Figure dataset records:
--- Start ---
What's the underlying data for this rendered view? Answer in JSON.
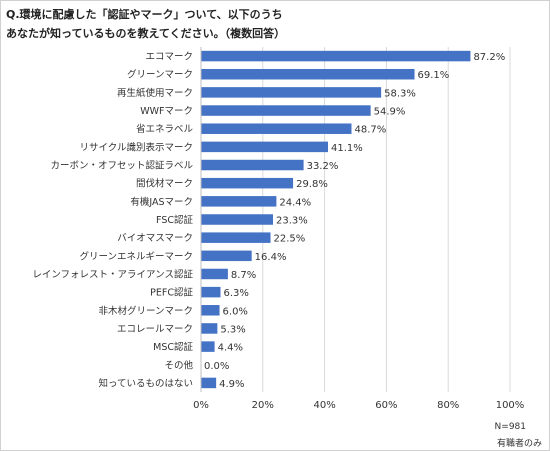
{
  "title_line1": "Q.環境に配慮した「認証やマーク」ついて、以下のうち",
  "title_line2": "あなたが知っているものを教えてください。（複数回答）",
  "note_n": "N=981",
  "note_filter": "有職者のみ",
  "chart_data": {
    "type": "bar",
    "orientation": "horizontal",
    "categories": [
      "エコマーク",
      "グリーンマーク",
      "再生紙使用マーク",
      "WWFマーク",
      "省エネラベル",
      "リサイクル識別表示マーク",
      "カーボン・オフセット認証ラベル",
      "間伐材マーク",
      "有機JASマーク",
      "FSC認証",
      "バイオマスマーク",
      "グリーンエネルギーマーク",
      "レインフォレスト・アライアンス認証",
      "PEFC認証",
      "非木材グリーンマーク",
      "エコレールマーク",
      "MSC認証",
      "その他",
      "知っているものはない"
    ],
    "values": [
      87.2,
      69.1,
      58.3,
      54.9,
      48.7,
      41.1,
      33.2,
      29.8,
      24.4,
      23.3,
      22.5,
      16.4,
      8.7,
      6.3,
      6.0,
      5.3,
      4.4,
      0.0,
      4.9
    ],
    "value_labels": [
      "87.2%",
      "69.1%",
      "58.3%",
      "54.9%",
      "48.7%",
      "41.1%",
      "33.2%",
      "29.8%",
      "24.4%",
      "23.3%",
      "22.5%",
      "16.4%",
      "8.7%",
      "6.3%",
      "6.0%",
      "5.3%",
      "4.4%",
      "0.0%",
      "4.9%"
    ],
    "xlim": [
      0,
      100
    ],
    "xticks": [
      0,
      20,
      40,
      60,
      80,
      100
    ],
    "xtick_labels": [
      "0%",
      "20%",
      "40%",
      "60%",
      "80%",
      "100%"
    ],
    "bar_color": "#4472c4",
    "grid": true
  }
}
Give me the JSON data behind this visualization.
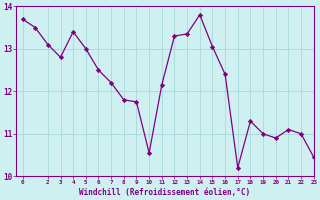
--- End ---
#### [Problem details]
The records above are to be restated exactly, without their pictures.

#### [The answer]
What's the underlying data for this rendered view? Answer in JSON.
{
  "title_line1": "Q.環境に配慮した「認証やマーク」ついて、以下のうち",
  "title_line2": "あなたが知っているものを教えてください。（複数回答）",
  "note_n": "N=981",
  "note_filter": "有職者のみ",
  "chart_data": {
    "type": "bar",
    "orientation": "horizontal",
    "categories": [
      "エコマーク",
      "グリーンマーク",
      "再生紙使用マーク",
      "WWFマーク",
      "省エネラベル",
      "リサイクル識別表示マーク",
      "カーボン・オフセット認証ラベル",
      "間伐材マーク",
      "有機JASマーク",
      "FSC認証",
      "バイオマスマーク",
      "グリーンエネルギーマーク",
      "レインフォレスト・アライアンス認証",
      "PEFC認証",
      "非木材グリーンマーク",
      "エコレールマーク",
      "MSC認証",
      "その他",
      "知っているものはない"
    ],
    "values": [
      87.2,
      69.1,
      58.3,
      54.9,
      48.7,
      41.1,
      33.2,
      29.8,
      24.4,
      23.3,
      22.5,
      16.4,
      8.7,
      6.3,
      6.0,
      5.3,
      4.4,
      0.0,
      4.9
    ],
    "value_labels": [
      "87.2%",
      "69.1%",
      "58.3%",
      "54.9%",
      "48.7%",
      "41.1%",
      "33.2%",
      "29.8%",
      "24.4%",
      "23.3%",
      "22.5%",
      "16.4%",
      "8.7%",
      "6.3%",
      "6.0%",
      "5.3%",
      "4.4%",
      "0.0%",
      "4.9%"
    ],
    "xlim": [
      0,
      100
    ],
    "xticks": [
      0,
      20,
      40,
      60,
      80,
      100
    ],
    "xtick_labels": [
      "0%",
      "20%",
      "40%",
      "60%",
      "80%",
      "100%"
    ],
    "bar_color": "#4472c4",
    "grid": true
  }
}
Give me the JSON data behind this visualization.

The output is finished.